== YOUR OBJECTIVE ==
Show only lines that include "Võrumaa".

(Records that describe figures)

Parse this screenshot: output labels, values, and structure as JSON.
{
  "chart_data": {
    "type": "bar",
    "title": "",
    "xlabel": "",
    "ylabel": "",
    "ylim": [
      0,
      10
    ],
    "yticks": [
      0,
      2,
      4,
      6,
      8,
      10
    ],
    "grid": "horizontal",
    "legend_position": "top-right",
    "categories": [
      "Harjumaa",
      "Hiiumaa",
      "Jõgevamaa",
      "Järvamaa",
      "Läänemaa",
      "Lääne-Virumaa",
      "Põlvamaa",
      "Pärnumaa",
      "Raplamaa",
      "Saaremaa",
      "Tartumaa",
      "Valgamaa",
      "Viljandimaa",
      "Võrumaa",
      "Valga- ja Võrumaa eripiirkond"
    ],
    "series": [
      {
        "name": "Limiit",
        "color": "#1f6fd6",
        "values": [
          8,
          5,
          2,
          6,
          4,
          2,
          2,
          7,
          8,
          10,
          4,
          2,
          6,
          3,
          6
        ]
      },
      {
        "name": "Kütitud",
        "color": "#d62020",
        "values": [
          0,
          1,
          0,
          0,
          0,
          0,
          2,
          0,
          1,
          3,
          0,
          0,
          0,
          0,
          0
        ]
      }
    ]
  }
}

== RESPONSE ==
      "Võrumaa",
      "Valga- ja Võrumaa eripiirkond"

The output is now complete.